**PROBLEM DETAILS:** In the data, find each line where the word "factors" appears and list that line.

**DATA SECTION:**

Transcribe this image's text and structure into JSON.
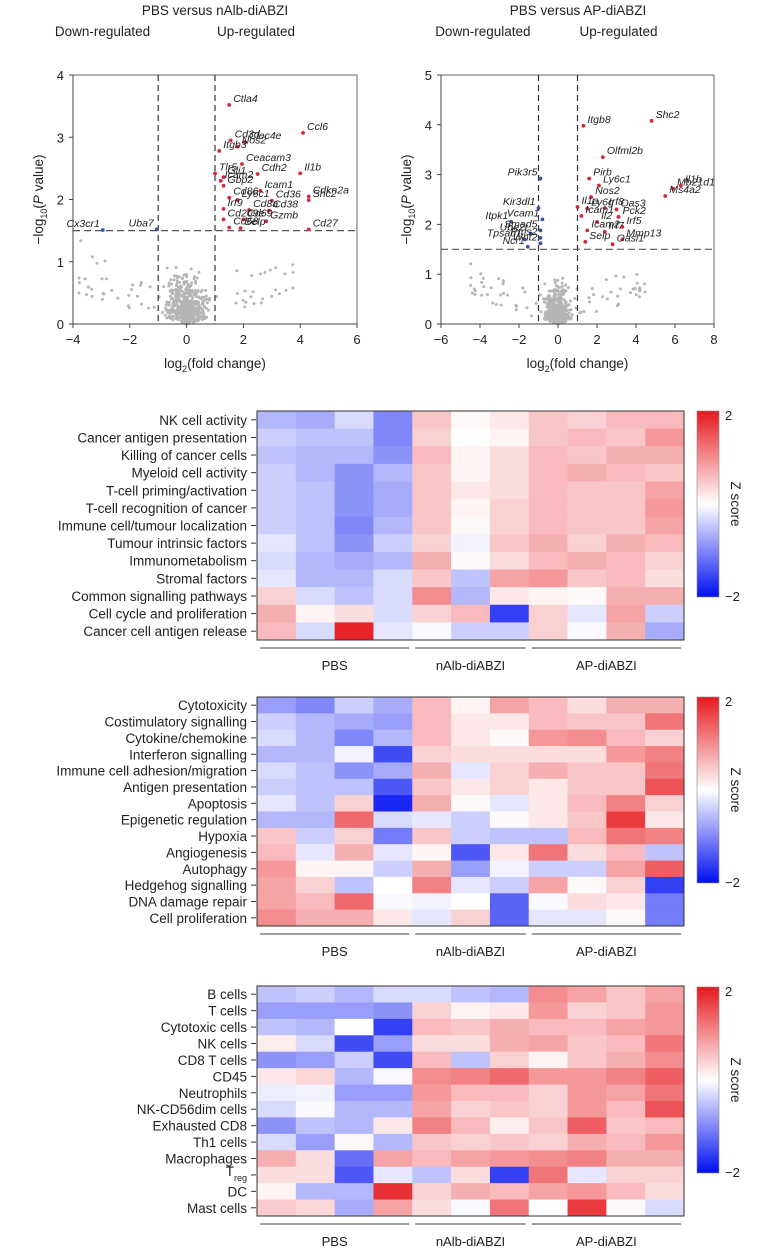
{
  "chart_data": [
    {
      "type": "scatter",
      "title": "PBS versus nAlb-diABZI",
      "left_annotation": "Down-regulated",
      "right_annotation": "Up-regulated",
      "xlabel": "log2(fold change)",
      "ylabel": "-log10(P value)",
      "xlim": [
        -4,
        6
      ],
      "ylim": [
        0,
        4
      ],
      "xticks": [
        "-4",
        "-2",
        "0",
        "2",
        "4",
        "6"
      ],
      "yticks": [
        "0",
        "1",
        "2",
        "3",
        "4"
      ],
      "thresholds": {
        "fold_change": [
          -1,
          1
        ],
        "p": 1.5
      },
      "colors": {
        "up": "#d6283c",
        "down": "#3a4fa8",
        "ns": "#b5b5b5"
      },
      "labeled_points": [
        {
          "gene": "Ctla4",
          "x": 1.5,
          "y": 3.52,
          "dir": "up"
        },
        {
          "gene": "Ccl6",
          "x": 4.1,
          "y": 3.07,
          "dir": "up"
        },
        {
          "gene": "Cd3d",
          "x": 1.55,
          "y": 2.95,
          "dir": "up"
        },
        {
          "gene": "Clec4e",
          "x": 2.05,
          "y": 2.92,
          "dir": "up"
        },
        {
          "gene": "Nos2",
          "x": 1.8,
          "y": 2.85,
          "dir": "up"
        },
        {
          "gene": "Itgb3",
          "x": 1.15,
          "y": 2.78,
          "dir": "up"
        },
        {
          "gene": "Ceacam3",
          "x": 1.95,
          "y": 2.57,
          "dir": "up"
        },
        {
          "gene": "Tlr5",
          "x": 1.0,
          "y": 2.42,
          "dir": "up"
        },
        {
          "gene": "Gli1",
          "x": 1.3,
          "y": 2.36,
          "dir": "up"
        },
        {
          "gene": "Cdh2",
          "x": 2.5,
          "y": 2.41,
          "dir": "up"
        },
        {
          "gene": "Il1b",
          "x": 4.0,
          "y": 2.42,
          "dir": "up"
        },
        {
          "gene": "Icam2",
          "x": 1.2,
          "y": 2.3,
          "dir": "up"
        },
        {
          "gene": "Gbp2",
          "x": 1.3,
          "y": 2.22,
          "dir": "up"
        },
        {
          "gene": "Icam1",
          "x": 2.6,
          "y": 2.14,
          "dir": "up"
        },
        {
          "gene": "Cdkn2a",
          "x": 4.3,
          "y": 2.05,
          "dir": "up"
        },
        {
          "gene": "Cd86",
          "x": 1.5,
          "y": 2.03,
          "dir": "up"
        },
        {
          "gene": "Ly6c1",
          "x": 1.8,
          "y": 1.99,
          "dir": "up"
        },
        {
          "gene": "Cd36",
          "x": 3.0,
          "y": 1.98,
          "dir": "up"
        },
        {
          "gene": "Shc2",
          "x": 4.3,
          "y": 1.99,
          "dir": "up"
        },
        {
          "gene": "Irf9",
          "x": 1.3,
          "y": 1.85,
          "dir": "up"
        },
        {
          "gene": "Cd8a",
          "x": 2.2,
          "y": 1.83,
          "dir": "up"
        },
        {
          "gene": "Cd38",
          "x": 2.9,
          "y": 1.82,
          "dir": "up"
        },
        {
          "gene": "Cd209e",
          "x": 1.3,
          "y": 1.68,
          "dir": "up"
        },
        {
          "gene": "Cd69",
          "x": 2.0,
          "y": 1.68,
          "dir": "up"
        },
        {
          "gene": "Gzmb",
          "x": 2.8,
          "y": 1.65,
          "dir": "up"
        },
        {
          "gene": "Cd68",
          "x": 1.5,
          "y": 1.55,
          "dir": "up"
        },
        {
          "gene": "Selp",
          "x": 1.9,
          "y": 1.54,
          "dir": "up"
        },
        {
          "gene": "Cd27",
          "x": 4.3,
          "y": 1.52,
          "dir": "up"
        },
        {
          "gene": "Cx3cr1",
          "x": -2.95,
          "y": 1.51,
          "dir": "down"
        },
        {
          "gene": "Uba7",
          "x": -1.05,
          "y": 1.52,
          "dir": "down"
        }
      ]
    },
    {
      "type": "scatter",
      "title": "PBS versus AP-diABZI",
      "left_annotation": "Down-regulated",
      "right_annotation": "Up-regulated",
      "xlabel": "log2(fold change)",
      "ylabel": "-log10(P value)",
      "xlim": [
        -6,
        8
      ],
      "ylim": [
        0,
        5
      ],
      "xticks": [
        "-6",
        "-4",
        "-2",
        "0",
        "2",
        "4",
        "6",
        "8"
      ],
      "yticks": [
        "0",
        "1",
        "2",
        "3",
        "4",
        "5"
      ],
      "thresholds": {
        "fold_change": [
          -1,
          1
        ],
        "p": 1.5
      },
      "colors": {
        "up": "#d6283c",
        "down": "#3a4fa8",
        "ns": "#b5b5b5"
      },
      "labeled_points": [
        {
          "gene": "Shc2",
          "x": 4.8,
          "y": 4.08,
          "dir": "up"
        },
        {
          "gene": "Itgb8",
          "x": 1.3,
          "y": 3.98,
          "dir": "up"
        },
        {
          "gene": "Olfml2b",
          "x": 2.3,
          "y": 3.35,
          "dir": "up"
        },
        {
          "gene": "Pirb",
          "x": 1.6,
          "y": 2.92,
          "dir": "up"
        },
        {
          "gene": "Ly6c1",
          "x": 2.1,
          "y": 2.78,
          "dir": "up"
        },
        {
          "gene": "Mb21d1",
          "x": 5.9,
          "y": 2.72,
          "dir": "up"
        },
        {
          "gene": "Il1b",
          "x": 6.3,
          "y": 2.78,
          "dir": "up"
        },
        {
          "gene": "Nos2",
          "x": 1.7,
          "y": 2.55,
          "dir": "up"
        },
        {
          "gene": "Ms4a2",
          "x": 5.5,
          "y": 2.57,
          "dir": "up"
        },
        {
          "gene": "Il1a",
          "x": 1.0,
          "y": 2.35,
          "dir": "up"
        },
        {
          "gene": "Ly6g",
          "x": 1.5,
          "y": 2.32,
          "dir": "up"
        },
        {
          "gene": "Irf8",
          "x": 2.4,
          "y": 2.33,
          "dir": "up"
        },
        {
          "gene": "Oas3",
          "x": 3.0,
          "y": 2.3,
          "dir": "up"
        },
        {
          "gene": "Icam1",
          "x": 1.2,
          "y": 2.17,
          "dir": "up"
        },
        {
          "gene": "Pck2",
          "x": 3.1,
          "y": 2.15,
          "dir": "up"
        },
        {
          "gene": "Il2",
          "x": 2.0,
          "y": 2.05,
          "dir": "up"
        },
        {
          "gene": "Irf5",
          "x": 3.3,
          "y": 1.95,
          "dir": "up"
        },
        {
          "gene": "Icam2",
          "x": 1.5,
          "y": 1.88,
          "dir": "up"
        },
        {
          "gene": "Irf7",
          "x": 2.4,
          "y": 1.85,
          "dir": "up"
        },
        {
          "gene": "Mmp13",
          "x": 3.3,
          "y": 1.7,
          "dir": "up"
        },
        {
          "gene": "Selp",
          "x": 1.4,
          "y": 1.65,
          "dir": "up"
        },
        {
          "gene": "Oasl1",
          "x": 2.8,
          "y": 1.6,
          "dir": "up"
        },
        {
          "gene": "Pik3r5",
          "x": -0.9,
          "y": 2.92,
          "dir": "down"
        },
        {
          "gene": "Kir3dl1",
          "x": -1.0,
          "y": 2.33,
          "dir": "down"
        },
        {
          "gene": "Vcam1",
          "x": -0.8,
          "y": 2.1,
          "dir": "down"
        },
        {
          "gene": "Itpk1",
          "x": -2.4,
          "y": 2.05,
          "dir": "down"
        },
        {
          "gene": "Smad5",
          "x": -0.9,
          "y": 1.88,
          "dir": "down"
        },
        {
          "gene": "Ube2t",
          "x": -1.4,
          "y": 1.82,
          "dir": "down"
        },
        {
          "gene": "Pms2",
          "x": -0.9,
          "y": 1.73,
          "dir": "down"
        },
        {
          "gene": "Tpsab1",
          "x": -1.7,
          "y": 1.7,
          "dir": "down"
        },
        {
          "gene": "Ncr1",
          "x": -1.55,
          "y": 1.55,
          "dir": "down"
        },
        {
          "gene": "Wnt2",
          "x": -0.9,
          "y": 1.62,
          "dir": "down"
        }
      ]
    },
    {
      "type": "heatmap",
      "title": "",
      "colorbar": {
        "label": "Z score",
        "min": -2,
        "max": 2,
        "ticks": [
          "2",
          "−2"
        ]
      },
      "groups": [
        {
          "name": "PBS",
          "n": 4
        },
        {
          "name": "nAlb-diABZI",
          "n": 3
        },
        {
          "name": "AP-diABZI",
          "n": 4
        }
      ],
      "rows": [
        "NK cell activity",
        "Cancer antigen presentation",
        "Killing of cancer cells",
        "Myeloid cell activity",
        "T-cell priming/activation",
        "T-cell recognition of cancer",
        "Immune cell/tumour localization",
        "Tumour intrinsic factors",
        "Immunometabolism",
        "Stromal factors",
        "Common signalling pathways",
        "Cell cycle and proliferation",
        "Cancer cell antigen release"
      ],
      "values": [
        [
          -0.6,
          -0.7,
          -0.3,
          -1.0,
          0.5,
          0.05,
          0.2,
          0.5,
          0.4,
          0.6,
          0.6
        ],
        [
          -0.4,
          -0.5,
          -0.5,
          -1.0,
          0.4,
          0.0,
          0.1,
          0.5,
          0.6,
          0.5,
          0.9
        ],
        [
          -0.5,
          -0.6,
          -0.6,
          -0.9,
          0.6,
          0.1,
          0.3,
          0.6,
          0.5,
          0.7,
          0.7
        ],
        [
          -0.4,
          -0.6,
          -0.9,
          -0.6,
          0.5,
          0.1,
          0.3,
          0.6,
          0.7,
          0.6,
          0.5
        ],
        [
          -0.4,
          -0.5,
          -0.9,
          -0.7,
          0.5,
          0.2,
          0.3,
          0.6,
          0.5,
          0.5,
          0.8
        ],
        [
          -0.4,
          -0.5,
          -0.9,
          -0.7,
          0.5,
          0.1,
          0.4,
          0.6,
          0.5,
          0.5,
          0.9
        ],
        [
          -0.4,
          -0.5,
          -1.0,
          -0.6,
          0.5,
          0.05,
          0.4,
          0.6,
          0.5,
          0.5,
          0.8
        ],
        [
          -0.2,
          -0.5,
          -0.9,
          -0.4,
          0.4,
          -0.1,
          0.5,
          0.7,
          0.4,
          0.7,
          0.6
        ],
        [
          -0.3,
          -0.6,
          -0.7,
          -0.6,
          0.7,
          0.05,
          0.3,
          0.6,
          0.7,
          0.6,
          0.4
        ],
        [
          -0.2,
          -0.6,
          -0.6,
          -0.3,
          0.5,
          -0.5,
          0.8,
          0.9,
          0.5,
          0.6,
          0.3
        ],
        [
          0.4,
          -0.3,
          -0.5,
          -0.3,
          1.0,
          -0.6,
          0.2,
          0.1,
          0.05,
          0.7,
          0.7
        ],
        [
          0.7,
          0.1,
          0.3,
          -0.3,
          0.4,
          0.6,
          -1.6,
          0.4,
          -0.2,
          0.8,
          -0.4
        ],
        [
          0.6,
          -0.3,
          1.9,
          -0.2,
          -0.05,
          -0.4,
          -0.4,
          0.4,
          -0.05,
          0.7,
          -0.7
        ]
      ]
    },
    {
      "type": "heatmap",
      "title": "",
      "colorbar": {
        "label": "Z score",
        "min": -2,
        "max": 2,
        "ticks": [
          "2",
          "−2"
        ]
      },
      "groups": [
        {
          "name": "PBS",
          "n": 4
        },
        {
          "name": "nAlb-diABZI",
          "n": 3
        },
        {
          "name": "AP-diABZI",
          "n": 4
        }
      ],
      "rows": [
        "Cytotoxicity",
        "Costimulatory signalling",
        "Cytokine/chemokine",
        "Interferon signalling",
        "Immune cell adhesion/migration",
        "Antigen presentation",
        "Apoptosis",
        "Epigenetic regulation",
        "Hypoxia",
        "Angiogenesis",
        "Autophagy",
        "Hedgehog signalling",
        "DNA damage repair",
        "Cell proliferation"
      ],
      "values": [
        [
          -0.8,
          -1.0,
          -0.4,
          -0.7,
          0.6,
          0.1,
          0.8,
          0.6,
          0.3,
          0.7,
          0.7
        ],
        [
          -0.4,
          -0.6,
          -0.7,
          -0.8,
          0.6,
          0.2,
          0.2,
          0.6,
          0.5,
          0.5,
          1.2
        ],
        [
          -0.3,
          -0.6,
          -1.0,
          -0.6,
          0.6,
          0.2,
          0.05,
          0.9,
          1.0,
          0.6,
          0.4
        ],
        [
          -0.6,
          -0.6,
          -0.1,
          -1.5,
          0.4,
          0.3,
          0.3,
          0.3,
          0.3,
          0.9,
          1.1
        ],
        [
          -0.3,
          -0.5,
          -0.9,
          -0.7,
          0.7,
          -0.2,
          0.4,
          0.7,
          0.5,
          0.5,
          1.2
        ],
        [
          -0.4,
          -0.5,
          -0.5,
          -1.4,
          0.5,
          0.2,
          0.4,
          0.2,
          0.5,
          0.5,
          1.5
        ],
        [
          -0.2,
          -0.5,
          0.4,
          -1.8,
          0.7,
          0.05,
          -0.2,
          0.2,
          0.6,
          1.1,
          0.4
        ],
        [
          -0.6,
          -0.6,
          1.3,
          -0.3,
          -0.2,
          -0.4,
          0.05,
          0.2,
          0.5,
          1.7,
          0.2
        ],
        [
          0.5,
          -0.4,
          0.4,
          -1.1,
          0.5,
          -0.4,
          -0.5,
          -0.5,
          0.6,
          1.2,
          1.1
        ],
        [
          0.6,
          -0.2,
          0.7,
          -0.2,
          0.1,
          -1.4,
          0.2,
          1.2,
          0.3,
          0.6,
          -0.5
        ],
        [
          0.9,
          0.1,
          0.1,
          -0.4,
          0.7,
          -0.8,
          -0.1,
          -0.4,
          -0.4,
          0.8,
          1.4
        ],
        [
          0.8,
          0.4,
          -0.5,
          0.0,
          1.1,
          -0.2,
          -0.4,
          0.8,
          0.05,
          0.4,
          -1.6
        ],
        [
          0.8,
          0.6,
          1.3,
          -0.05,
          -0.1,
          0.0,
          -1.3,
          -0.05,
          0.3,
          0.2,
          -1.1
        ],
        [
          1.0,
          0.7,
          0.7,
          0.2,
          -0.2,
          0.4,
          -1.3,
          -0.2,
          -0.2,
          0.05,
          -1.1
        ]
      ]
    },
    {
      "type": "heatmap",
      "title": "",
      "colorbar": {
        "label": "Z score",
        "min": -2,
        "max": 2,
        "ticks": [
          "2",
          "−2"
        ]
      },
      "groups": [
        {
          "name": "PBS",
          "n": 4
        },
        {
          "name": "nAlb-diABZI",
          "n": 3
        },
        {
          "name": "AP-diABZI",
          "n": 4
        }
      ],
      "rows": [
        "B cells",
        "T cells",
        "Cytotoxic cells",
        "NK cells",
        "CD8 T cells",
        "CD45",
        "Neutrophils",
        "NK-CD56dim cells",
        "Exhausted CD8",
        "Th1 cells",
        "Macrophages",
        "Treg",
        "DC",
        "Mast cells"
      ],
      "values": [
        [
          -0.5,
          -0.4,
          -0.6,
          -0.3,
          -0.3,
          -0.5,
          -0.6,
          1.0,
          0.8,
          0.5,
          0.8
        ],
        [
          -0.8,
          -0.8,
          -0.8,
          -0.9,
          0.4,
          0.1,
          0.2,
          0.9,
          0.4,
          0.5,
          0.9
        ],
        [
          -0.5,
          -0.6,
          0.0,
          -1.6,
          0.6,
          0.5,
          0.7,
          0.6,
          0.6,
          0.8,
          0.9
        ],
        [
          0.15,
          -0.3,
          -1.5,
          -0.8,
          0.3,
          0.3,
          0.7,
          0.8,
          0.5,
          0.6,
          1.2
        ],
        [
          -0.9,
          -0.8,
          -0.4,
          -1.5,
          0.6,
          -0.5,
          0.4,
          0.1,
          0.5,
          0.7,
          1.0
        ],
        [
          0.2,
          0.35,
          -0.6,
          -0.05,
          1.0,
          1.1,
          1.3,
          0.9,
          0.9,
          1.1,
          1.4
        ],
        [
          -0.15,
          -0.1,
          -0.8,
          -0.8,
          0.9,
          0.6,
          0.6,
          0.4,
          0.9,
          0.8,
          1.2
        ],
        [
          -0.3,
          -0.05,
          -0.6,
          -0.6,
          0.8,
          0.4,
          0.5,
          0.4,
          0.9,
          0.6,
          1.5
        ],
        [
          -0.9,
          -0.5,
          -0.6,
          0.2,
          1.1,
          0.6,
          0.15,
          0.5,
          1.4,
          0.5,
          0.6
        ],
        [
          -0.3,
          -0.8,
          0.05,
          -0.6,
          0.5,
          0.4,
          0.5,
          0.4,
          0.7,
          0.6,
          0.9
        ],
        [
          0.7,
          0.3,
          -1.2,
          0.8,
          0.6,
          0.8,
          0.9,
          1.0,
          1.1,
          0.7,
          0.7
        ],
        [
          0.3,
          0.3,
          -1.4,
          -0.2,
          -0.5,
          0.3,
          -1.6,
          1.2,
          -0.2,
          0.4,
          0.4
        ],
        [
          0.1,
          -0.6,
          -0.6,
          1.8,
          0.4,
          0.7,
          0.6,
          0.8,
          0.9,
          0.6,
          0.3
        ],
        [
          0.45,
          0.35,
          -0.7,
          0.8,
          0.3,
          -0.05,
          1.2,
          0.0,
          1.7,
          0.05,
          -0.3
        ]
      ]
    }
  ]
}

...

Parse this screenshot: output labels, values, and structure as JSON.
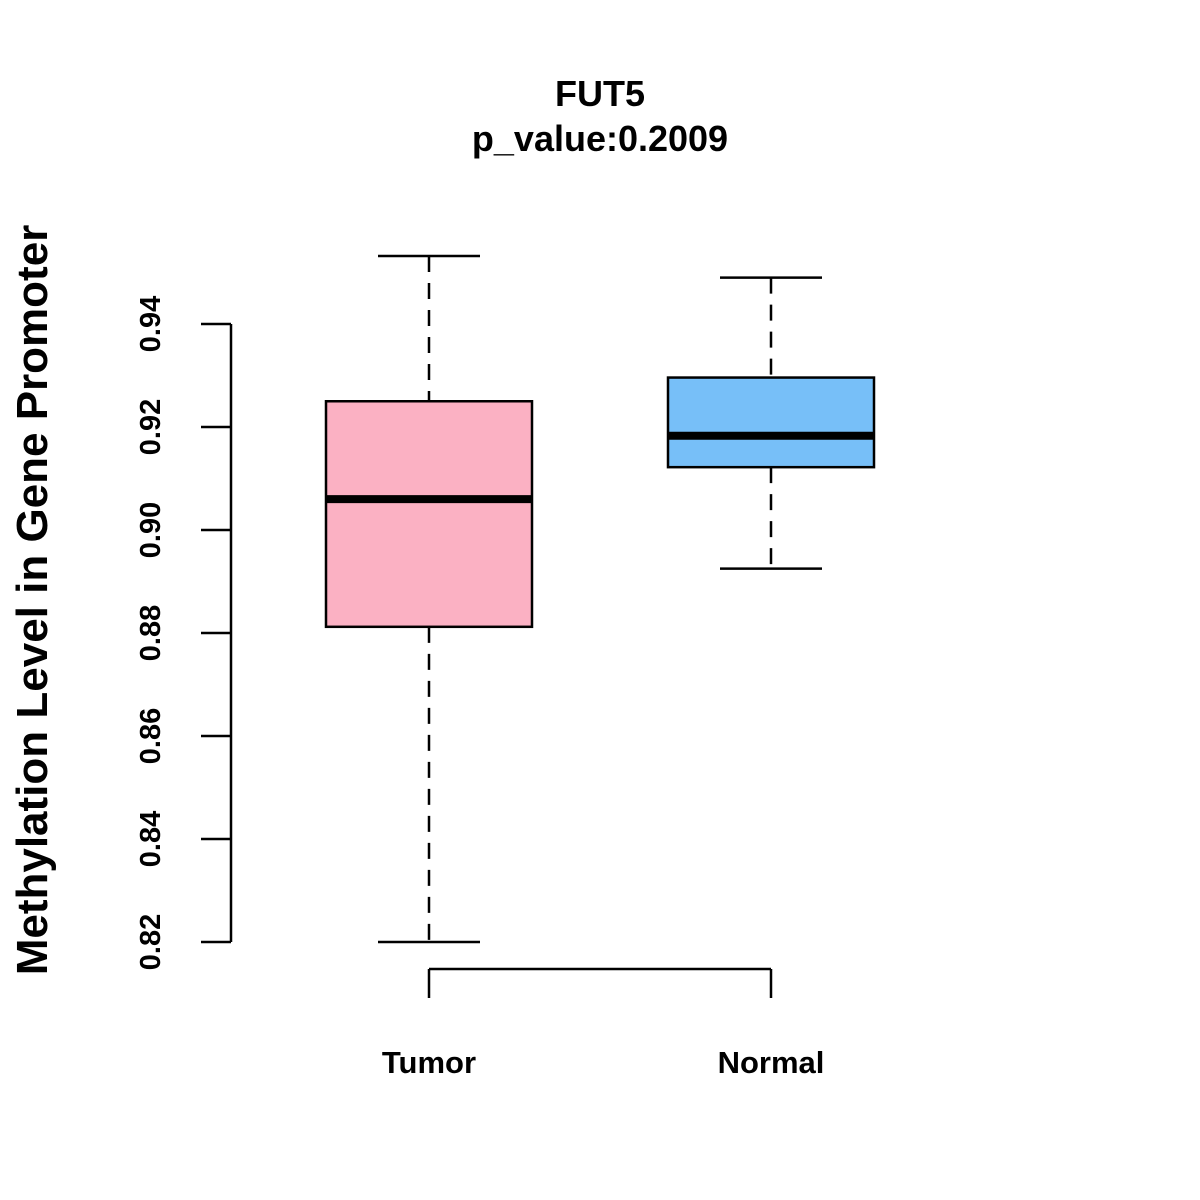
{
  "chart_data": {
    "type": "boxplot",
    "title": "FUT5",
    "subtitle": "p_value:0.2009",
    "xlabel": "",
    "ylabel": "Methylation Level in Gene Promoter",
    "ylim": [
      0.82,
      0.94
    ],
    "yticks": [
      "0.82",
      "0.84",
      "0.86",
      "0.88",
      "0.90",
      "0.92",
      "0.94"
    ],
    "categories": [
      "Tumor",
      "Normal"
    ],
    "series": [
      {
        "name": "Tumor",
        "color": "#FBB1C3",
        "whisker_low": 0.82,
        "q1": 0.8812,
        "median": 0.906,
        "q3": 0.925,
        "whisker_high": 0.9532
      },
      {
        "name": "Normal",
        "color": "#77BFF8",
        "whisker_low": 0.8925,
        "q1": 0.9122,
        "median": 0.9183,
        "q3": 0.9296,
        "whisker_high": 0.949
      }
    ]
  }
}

**OUTPUT OF THE TASK:**
        "Tumour intrinsic factors",
        "Stromal factors",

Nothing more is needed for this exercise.